→ 出典文書:

極度の胃下垂。飽食に明け暮れる時代の、一日の四食や五食の過食や暴飲暴食が原因。胃下垂とは、胃の収縮筋が大喰いで疲労し、弛緩状態になっている事を言う。(X線写真) 断食前の胃下垂状態。「痩せの大食い」に見られる胃下垂症。「喰っても喰っても肥らない」と言うのは既に内臓感覚の狂いに問題がある。(X線写真)

断食二週間で正常に戻った胃。断食をすると胃が空っぽになり、空虚の胃は収縮を始め、骨盤まで下がっている胃も縮小とともに上昇し、元の位置に治まる。(X線写真) 断食後に縮小した胃の状態。胃は一時的に断食のよって消化作用が無くなるので、ひと休みして縮小し、正常な位置に戻る。(X線写真)

 内臓感覚の正常な、健康時には食欲・空腹感・渇き感・悪心・尿意・便意・性欲などが感得されます。
 しかしこの感覚が狂い、内臓に異常が発生すると、圧迫感・膨満感あるいはシコリを伴う痛みとしてこれが現れ、違和感が生じます。これは幾つかの神経要素が総合的に働く為に、局在性が判然せず、また、しばしば体表の特定部位にも「連関痛」(相互に連関した痛み)などを伴います。
 この連関痛に伴い、痩せの大食いの人は、「非常に口臭が臭い」と言う事が上げられます。しかし内臓感覚の狂いは、嗅覚神経までもを麻痺(まひ)させ、自分の「息臭さ」が、自分で感得できないと言う異常性を抱え込んでいます。胃が悪いと言う事は、胃の異常で発生する胃壁内の匂いが原因であり、口腔の口臭よりは、胃を傷めての匂いである場合が少なくありません。

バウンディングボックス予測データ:
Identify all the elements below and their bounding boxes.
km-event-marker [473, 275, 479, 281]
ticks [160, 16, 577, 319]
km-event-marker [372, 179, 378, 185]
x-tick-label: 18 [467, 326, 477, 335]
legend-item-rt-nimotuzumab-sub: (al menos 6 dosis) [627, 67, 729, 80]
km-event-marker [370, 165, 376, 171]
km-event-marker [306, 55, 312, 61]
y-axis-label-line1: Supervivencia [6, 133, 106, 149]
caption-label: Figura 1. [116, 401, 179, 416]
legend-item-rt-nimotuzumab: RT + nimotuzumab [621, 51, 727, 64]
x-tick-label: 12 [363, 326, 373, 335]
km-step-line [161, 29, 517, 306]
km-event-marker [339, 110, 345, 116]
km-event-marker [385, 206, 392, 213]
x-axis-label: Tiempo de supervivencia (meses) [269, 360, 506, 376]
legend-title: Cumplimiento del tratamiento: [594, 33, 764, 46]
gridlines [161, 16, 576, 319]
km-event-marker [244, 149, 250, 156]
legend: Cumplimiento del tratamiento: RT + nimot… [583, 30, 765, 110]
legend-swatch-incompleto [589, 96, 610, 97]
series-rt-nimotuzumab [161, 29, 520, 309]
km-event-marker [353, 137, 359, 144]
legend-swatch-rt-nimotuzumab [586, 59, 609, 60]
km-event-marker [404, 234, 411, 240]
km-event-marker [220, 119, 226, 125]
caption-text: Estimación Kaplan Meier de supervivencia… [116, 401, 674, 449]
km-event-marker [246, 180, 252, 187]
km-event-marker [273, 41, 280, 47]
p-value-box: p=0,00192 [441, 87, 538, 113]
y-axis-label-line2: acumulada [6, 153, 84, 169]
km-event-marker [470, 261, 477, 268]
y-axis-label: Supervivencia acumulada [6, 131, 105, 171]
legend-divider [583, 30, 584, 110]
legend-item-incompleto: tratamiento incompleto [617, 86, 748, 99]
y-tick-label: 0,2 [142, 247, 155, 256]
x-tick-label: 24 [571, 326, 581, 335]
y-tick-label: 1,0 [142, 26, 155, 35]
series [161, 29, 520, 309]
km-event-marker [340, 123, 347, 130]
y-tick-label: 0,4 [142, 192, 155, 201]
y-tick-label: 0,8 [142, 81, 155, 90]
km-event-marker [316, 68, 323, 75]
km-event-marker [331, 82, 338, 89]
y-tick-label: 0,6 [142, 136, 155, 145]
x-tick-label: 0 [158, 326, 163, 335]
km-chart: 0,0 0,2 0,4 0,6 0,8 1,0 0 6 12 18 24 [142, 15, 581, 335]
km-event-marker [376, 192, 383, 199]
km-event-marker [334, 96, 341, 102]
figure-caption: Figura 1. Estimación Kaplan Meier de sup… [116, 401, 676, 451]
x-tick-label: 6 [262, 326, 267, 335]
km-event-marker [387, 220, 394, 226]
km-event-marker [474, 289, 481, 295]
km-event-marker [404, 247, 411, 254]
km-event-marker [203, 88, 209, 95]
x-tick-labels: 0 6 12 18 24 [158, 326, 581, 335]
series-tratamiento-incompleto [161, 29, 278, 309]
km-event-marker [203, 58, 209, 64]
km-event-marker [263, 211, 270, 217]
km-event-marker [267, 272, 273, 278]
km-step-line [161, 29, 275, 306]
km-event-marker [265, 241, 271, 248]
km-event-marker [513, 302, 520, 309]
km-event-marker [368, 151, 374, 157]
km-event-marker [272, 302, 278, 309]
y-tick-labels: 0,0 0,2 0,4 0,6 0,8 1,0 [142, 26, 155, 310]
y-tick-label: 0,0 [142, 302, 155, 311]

→ 課題の目的:
胃下垂と断食についての文章のうち、「極度の胃下垂。飽食に明け暮れ」から「常な位置に戻る。(X線写真)」までの部分をそのまま書き写すこと。

→ 課題の解答:
極度の胃下垂。飽食に明け暮れる時代の、一日の四食や五食の過食や暴飲暴食が原因。胃下垂とは、胃の収縮筋が大喰いで疲労し、弛緩状態になっている事を言う。(X線写真) 断食前の胃下垂状態。「痩せの大食い」に見られる胃下垂症。「喰っても喰っても肥らない」と言うのは既に内臓感覚の狂いに問題がある。(X線写真)

断食二週間で正常に戻った胃。断食をすると胃が空っぽになり、空虚の胃は収縮を始め、骨盤まで下がっている胃も縮小とともに上昇し、元の位置に治まる。(X線写真) 断食後に縮小した胃の状態。胃は一時的に断食のよって消化作用が無くなるので、ひと休みして縮小し、正常な位置に戻る。(X線写真)